##### DATA FOR THIS EXERCISE #####

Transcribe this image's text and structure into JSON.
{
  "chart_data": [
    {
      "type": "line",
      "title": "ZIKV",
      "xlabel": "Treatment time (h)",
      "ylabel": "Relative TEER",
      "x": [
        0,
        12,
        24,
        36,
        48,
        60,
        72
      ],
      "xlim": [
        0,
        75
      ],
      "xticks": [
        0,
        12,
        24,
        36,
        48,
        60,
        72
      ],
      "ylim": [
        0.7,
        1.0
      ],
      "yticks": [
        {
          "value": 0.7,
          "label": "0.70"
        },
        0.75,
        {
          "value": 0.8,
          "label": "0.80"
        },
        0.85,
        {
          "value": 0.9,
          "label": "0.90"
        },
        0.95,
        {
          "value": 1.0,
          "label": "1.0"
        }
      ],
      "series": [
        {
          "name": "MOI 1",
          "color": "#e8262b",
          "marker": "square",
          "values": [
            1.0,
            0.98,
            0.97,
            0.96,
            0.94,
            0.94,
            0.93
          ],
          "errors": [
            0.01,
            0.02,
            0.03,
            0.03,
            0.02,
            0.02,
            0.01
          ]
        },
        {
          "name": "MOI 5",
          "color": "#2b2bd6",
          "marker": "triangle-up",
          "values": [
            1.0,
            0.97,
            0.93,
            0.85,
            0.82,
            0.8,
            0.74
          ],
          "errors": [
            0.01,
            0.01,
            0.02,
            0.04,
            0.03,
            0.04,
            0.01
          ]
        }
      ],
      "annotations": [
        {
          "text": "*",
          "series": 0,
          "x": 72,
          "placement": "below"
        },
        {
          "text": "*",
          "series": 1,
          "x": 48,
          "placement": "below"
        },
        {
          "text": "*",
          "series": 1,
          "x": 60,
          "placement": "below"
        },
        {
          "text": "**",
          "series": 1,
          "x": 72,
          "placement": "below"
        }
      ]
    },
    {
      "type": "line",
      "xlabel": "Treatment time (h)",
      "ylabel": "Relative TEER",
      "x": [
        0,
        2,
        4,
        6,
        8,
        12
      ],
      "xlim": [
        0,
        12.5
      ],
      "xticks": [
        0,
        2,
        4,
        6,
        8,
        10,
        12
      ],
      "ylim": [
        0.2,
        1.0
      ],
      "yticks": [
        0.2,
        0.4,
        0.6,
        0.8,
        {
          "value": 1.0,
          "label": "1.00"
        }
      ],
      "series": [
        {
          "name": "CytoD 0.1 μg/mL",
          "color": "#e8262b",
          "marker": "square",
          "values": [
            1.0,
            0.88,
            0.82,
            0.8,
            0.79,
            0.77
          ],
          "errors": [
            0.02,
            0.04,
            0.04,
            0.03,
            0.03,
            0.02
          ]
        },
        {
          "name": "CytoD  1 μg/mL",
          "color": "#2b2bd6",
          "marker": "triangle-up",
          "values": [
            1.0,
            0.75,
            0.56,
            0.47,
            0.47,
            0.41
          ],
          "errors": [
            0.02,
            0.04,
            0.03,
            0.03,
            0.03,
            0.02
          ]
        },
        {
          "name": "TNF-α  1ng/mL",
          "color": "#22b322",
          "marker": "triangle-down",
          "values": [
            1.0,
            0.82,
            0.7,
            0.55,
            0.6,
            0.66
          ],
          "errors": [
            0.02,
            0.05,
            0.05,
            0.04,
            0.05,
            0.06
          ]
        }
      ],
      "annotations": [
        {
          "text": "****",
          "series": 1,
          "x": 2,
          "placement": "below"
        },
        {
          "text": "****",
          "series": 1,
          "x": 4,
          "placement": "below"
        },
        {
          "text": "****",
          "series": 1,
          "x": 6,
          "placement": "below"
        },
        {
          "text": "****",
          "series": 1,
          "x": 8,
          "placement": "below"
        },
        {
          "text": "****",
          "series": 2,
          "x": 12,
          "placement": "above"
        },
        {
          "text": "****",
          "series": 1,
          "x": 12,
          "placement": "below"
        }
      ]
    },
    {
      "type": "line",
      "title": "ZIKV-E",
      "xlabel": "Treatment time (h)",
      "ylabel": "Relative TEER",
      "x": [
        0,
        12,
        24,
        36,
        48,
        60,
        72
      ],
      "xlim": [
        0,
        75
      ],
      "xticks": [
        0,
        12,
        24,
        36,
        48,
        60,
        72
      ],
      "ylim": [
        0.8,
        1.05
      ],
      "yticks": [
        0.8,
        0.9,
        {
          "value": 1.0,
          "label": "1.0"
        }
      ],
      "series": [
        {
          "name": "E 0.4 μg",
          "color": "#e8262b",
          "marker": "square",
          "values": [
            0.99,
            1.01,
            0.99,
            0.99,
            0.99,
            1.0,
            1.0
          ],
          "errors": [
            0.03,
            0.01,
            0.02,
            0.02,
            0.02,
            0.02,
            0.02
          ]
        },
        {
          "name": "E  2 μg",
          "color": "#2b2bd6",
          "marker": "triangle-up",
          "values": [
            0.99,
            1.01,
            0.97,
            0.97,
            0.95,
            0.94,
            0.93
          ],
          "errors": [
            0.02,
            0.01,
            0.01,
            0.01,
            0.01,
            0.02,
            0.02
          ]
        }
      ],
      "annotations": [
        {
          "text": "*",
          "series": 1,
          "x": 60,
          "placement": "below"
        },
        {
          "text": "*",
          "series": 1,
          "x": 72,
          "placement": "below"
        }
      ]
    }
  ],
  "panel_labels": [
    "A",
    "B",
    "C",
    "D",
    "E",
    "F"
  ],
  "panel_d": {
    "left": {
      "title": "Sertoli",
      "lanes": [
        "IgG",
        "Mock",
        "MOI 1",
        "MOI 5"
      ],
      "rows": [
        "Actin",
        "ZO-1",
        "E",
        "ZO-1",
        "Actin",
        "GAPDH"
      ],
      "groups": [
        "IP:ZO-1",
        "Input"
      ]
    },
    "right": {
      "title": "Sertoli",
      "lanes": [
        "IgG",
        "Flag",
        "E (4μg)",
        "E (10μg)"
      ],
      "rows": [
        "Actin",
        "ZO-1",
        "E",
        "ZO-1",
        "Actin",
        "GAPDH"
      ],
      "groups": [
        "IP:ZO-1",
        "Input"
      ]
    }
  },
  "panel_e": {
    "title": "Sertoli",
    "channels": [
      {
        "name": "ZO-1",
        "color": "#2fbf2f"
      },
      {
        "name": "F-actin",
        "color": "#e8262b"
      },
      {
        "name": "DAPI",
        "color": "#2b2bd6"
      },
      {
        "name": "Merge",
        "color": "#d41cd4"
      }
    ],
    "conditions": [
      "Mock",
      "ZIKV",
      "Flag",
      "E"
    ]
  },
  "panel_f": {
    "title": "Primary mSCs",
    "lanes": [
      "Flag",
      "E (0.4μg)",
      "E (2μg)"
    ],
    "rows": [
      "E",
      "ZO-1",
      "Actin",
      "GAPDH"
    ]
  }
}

#####

:: TASK DIRECTIONS ::
Write out the material from the first line to the last, exactly.

:: OUTPUT FOR THIS TASK ::
Transcribe this image's text and structure into JSON.
{
  "chart_data": [
    {
      "type": "line",
      "title": "ZIKV",
      "xlabel": "Treatment time (h)",
      "ylabel": "Relative TEER",
      "x": [
        0,
        12,
        24,
        36,
        48,
        60,
        72
      ],
      "xlim": [
        0,
        75
      ],
      "xticks": [
        0,
        12,
        24,
        36,
        48,
        60,
        72
      ],
      "ylim": [
        0.7,
        1.0
      ],
      "yticks": [
        {
          "value": 0.7,
          "label": "0.70"
        },
        0.75,
        {
          "value": 0.8,
          "label": "0.80"
        },
        0.85,
        {
          "value": 0.9,
          "label": "0.90"
        },
        0.95,
        {
          "value": 1.0,
          "label": "1.0"
        }
      ],
      "series": [
        {
          "name": "MOI 1",
          "color": "#e8262b",
          "marker": "square",
          "values": [
            1.0,
            0.98,
            0.97,
            0.96,
            0.94,
            0.94,
            0.93
          ],
          "errors": [
            0.01,
            0.02,
            0.03,
            0.03,
            0.02,
            0.02,
            0.01
          ]
        },
        {
          "name": "MOI 5",
          "color": "#2b2bd6",
          "marker": "triangle-up",
          "values": [
            1.0,
            0.97,
            0.93,
            0.85,
            0.82,
            0.8,
            0.74
          ],
          "errors": [
            0.01,
            0.01,
            0.02,
            0.04,
            0.03,
            0.04,
            0.01
          ]
        }
      ],
      "annotations": [
        {
          "text": "*",
          "series": 0,
          "x": 72,
          "placement": "below"
        },
        {
          "text": "*",
          "series": 1,
          "x": 48,
          "placement": "below"
        },
        {
          "text": "*",
          "series": 1,
          "x": 60,
          "placement": "below"
        },
        {
          "text": "**",
          "series": 1,
          "x": 72,
          "placement": "below"
        }
      ]
    },
    {
      "type": "line",
      "xlabel": "Treatment time (h)",
      "ylabel": "Relative TEER",
      "x": [
        0,
        2,
        4,
        6,
        8,
        12
      ],
      "xlim": [
        0,
        12.5
      ],
      "xticks": [
        0,
        2,
        4,
        6,
        8,
        10,
        12
      ],
      "ylim": [
        0.2,
        1.0
      ],
      "yticks": [
        0.2,
        0.4,
        0.6,
        0.8,
        {
          "value": 1.0,
          "label": "1.00"
        }
      ],
      "series": [
        {
          "name": "CytoD 0.1 μg/mL",
          "color": "#e8262b",
          "marker": "square",
          "values": [
            1.0,
            0.88,
            0.82,
            0.8,
            0.79,
            0.77
          ],
          "errors": [
            0.02,
            0.04,
            0.04,
            0.03,
            0.03,
            0.02
          ]
        },
        {
          "name": "CytoD  1 μg/mL",
          "color": "#2b2bd6",
          "marker": "triangle-up",
          "values": [
            1.0,
            0.75,
            0.56,
            0.47,
            0.47,
            0.41
          ],
          "errors": [
            0.02,
            0.04,
            0.03,
            0.03,
            0.03,
            0.02
          ]
        },
        {
          "name": "TNF-α  1ng/mL",
          "color": "#22b322",
          "marker": "triangle-down",
          "values": [
            1.0,
            0.82,
            0.7,
            0.55,
            0.6,
            0.66
          ],
          "errors": [
            0.02,
            0.05,
            0.05,
            0.04,
            0.05,
            0.06
          ]
        }
      ],
      "annotations": [
        {
          "text": "****",
          "series": 1,
          "x": 2,
          "placement": "below"
        },
        {
          "text": "****",
          "series": 1,
          "x": 4,
          "placement": "below"
        },
        {
          "text": "****",
          "series": 1,
          "x": 6,
          "placement": "below"
        },
        {
          "text": "****",
          "series": 1,
          "x": 8,
          "placement": "below"
        },
        {
          "text": "****",
          "series": 2,
          "x": 12,
          "placement": "above"
        },
        {
          "text": "****",
          "series": 1,
          "x": 12,
          "placement": "below"
        }
      ]
    },
    {
      "type": "line",
      "title": "ZIKV-E",
      "xlabel": "Treatment time (h)",
      "ylabel": "Relative TEER",
      "x": [
        0,
        12,
        24,
        36,
        48,
        60,
        72
      ],
      "xlim": [
        0,
        75
      ],
      "xticks": [
        0,
        12,
        24,
        36,
        48,
        60,
        72
      ],
      "ylim": [
        0.8,
        1.05
      ],
      "yticks": [
        0.8,
        0.9,
        {
          "value": 1.0,
          "label": "1.0"
        }
      ],
      "series": [
        {
          "name": "E 0.4 μg",
          "color": "#e8262b",
          "marker": "square",
          "values": [
            0.99,
            1.01,
            0.99,
            0.99,
            0.99,
            1.0,
            1.0
          ],
          "errors": [
            0.03,
            0.01,
            0.02,
            0.02,
            0.02,
            0.02,
            0.02
          ]
        },
        {
          "name": "E  2 μg",
          "color": "#2b2bd6",
          "marker": "triangle-up",
          "values": [
            0.99,
            1.01,
            0.97,
            0.97,
            0.95,
            0.94,
            0.93
          ],
          "errors": [
            0.02,
            0.01,
            0.01,
            0.01,
            0.01,
            0.02,
            0.02
          ]
        }
      ],
      "annotations": [
        {
          "text": "*",
          "series": 1,
          "x": 60,
          "placement": "below"
        },
        {
          "text": "*",
          "series": 1,
          "x": 72,
          "placement": "below"
        }
      ]
    }
  ],
  "panel_labels": [
    "A",
    "B",
    "C",
    "D",
    "E",
    "F"
  ],
  "panel_d": {
    "left": {
      "title": "Sertoli",
      "lanes": [
        "IgG",
        "Mock",
        "MOI 1",
        "MOI 5"
      ],
      "rows": [
        "Actin",
        "ZO-1",
        "E",
        "ZO-1",
        "Actin",
        "GAPDH"
      ],
      "groups": [
        "IP:ZO-1",
        "Input"
      ]
    },
    "right": {
      "title": "Sertoli",
      "lanes": [
        "IgG",
        "Flag",
        "E (4μg)",
        "E (10μg)"
      ],
      "rows": [
        "Actin",
        "ZO-1",
        "E",
        "ZO-1",
        "Actin",
        "GAPDH"
      ],
      "groups": [
        "IP:ZO-1",
        "Input"
      ]
    }
  },
  "panel_e": {
    "title": "Sertoli",
    "channels": [
      {
        "name": "ZO-1",
        "color": "#2fbf2f"
      },
      {
        "name": "F-actin",
        "color": "#e8262b"
      },
      {
        "name": "DAPI",
        "color": "#2b2bd6"
      },
      {
        "name": "Merge",
        "color": "#d41cd4"
      }
    ],
    "conditions": [
      "Mock",
      "ZIKV",
      "Flag",
      "E"
    ]
  },
  "panel_f": {
    "title": "Primary mSCs",
    "lanes": [
      "Flag",
      "E (0.4μg)",
      "E (2μg)"
    ],
    "rows": [
      "E",
      "ZO-1",
      "Actin",
      "GAPDH"
    ]
  }
}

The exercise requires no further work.